Chart and figure data
++++

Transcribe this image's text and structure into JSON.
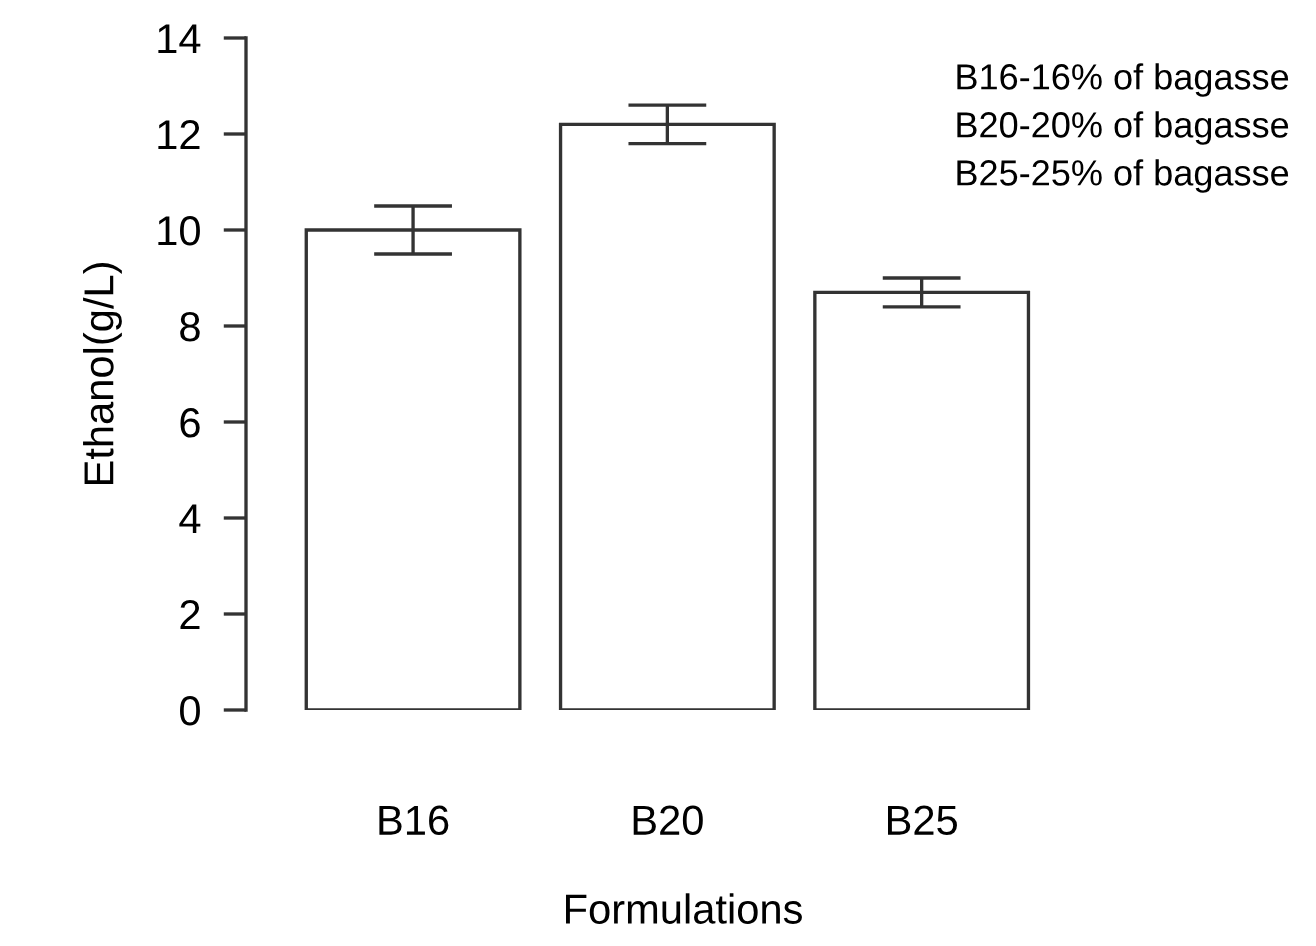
{
  "chart_data": {
    "type": "bar",
    "xlabel": "Formulations",
    "ylabel": "Ethanol(g/L)",
    "categories": [
      "B16",
      "B20",
      "B25"
    ],
    "values": [
      10.0,
      12.2,
      8.7
    ],
    "errors": [
      0.5,
      0.4,
      0.3
    ],
    "color": "#ffffff",
    "ylim": [
      0,
      14
    ],
    "yticks": [
      0,
      2,
      4,
      6,
      8,
      10,
      12,
      14
    ],
    "grid": false,
    "annotations": [
      "B16-16% of bagasse",
      "B20-20% of bagasse",
      "B25-25% of bagasse"
    ]
  }
}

++++

Please transcribe the material above exactly as written. Leave the pictures out.

- _Result_
Transcribe this image's text and structure into JSON.
{
  "chart_data": {
    "type": "bar",
    "xlabel": "Formulations",
    "ylabel": "Ethanol(g/L)",
    "categories": [
      "B16",
      "B20",
      "B25"
    ],
    "values": [
      10.0,
      12.2,
      8.7
    ],
    "errors": [
      0.5,
      0.4,
      0.3
    ],
    "color": "#ffffff",
    "ylim": [
      0,
      14
    ],
    "yticks": [
      0,
      2,
      4,
      6,
      8,
      10,
      12,
      14
    ],
    "grid": false,
    "annotations": [
      "B16-16% of bagasse",
      "B20-20% of bagasse",
      "B25-25% of bagasse"
    ]
  }
}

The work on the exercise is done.